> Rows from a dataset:
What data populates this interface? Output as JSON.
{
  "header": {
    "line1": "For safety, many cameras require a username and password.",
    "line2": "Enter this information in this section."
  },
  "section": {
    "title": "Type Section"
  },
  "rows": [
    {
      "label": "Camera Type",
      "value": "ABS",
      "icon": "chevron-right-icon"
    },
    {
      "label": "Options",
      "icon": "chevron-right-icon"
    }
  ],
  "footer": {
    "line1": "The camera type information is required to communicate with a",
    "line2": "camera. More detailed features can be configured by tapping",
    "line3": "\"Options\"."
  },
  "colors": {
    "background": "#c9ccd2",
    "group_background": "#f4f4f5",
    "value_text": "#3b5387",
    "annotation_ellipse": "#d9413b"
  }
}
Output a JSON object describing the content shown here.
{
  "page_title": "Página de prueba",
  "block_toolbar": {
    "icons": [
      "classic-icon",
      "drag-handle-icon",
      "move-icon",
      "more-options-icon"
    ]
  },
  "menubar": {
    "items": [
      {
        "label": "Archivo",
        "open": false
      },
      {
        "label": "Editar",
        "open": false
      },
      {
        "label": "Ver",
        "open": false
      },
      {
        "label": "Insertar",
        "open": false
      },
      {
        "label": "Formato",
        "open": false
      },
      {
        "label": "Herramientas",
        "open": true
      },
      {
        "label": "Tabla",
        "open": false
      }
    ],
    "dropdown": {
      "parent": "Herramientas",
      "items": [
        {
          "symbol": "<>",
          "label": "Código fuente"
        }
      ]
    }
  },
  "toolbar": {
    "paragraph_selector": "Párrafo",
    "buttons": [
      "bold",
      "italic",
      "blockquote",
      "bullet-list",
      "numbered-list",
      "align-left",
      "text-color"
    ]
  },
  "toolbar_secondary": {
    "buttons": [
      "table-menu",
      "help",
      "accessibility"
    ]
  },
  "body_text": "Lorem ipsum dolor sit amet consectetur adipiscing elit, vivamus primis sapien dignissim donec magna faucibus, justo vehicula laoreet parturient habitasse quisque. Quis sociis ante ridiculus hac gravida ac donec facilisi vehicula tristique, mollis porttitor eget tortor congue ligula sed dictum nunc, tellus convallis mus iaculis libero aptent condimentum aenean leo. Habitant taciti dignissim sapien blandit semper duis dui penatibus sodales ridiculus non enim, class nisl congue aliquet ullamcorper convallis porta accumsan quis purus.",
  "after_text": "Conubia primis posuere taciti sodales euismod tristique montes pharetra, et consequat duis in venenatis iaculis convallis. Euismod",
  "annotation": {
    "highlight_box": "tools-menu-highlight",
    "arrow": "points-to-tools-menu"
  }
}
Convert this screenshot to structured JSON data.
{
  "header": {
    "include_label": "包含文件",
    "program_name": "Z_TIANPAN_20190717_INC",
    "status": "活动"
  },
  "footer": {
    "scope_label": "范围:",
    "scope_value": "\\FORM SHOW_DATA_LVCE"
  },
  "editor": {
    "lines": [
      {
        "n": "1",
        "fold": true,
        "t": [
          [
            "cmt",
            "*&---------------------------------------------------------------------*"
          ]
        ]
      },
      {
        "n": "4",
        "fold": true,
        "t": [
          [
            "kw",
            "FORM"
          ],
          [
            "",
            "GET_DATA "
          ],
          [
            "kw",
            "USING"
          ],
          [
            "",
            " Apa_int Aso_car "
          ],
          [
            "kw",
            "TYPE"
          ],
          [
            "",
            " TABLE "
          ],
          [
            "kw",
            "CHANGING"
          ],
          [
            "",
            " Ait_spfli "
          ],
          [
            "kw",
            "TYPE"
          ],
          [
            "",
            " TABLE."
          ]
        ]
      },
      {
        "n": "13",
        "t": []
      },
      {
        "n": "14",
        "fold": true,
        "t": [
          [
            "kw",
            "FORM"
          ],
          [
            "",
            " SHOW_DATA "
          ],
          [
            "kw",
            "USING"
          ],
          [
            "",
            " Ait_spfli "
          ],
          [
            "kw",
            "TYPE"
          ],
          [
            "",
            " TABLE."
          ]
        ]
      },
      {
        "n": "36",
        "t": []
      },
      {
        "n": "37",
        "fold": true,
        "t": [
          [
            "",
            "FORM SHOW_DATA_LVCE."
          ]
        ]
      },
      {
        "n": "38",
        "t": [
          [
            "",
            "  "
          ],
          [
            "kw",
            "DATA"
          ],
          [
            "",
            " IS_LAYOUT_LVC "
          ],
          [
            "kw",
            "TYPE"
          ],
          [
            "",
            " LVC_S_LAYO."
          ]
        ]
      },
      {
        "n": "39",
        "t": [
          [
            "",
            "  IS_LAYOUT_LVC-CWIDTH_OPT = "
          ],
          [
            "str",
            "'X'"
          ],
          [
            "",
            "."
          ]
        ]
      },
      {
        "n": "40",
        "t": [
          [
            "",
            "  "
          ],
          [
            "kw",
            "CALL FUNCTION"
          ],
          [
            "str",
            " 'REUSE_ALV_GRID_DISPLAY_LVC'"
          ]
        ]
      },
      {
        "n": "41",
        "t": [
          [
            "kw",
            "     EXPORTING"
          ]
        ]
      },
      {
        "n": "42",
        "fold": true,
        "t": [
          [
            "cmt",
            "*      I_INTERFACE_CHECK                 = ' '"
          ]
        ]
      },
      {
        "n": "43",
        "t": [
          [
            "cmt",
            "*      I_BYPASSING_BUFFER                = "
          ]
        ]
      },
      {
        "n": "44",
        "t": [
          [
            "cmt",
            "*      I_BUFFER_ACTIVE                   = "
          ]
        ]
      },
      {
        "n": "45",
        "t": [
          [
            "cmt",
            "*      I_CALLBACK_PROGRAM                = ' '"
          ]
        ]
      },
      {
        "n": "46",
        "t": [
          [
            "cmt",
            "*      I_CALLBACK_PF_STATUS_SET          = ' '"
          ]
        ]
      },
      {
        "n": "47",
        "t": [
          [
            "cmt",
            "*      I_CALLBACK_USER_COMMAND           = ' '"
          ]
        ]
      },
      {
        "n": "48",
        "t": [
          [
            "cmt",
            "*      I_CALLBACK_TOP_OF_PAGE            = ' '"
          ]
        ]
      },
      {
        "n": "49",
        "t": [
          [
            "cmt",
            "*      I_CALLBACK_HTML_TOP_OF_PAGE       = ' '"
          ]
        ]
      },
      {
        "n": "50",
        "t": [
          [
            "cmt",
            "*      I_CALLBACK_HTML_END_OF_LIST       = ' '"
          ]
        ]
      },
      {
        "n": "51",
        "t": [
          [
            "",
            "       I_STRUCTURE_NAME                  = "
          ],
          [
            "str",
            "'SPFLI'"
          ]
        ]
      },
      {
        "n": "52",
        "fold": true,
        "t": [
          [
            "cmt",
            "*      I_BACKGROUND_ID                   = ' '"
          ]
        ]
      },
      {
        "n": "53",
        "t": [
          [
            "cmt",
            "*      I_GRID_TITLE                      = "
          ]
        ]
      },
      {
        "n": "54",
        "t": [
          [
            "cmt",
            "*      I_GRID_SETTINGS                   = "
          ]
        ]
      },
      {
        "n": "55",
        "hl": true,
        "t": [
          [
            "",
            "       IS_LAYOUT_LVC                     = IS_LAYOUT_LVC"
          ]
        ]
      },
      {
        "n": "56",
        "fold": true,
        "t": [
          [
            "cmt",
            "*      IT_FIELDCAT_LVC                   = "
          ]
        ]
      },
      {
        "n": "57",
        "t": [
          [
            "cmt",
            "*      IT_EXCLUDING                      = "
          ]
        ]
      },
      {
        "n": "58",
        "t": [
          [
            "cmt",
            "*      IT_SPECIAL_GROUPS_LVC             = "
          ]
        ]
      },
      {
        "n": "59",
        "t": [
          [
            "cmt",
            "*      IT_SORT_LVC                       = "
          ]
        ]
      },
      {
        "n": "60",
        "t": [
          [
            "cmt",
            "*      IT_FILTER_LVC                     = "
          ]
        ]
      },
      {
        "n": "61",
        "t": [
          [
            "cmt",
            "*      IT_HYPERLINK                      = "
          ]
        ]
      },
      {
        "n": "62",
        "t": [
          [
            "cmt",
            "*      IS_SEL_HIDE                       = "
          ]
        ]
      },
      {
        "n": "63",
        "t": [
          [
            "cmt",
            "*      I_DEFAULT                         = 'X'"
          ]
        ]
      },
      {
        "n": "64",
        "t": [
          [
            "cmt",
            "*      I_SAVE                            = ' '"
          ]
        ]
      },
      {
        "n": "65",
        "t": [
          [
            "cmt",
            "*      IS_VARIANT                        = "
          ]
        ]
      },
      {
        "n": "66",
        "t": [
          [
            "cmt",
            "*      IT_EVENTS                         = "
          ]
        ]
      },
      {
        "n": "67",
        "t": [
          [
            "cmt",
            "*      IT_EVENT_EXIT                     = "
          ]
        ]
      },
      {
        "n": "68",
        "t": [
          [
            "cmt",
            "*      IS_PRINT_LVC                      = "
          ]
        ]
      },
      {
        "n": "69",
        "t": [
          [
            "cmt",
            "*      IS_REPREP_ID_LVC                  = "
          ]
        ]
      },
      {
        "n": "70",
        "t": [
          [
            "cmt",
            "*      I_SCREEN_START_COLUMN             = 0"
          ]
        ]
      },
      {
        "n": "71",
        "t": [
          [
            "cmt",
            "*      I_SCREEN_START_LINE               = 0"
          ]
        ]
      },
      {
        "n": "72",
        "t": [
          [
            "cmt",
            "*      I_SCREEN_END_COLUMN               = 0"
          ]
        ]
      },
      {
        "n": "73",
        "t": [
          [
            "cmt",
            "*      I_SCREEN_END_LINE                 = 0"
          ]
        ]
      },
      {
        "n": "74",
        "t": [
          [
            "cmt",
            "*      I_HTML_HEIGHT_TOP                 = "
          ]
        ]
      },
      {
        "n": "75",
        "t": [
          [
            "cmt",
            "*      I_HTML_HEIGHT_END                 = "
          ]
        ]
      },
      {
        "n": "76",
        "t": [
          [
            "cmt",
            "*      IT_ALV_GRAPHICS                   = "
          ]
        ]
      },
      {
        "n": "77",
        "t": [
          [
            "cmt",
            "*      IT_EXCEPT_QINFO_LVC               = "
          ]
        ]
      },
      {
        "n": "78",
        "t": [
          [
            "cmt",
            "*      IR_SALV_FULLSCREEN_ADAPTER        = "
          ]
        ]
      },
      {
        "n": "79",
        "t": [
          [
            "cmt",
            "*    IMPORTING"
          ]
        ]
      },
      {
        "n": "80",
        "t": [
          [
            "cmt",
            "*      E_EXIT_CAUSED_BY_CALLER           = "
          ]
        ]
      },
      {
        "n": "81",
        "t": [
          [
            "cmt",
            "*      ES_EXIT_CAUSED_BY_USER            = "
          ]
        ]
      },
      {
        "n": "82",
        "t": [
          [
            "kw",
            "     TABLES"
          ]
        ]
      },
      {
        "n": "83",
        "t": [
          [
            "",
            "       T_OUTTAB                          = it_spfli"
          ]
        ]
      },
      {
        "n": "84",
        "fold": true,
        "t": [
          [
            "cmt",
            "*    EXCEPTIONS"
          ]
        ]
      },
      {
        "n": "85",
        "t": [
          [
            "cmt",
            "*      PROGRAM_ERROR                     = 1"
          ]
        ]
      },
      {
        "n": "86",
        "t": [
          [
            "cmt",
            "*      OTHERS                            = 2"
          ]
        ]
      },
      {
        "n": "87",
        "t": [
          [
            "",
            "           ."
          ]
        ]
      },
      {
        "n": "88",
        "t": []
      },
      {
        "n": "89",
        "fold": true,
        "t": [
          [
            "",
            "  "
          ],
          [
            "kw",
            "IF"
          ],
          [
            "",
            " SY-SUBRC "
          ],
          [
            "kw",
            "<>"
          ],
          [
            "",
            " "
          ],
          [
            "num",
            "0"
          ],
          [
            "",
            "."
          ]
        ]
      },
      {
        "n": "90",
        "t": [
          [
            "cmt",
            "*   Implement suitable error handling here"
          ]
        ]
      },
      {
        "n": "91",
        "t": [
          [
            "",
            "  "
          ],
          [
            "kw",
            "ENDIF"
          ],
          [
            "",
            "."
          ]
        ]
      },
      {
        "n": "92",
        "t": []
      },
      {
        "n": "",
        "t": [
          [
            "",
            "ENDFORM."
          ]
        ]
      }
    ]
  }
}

> Written task: Copy all lines from the data that hold the word "Herramientas".

> Output for this task:
        "label": "Herramientas",
      "parent": "Herramientas",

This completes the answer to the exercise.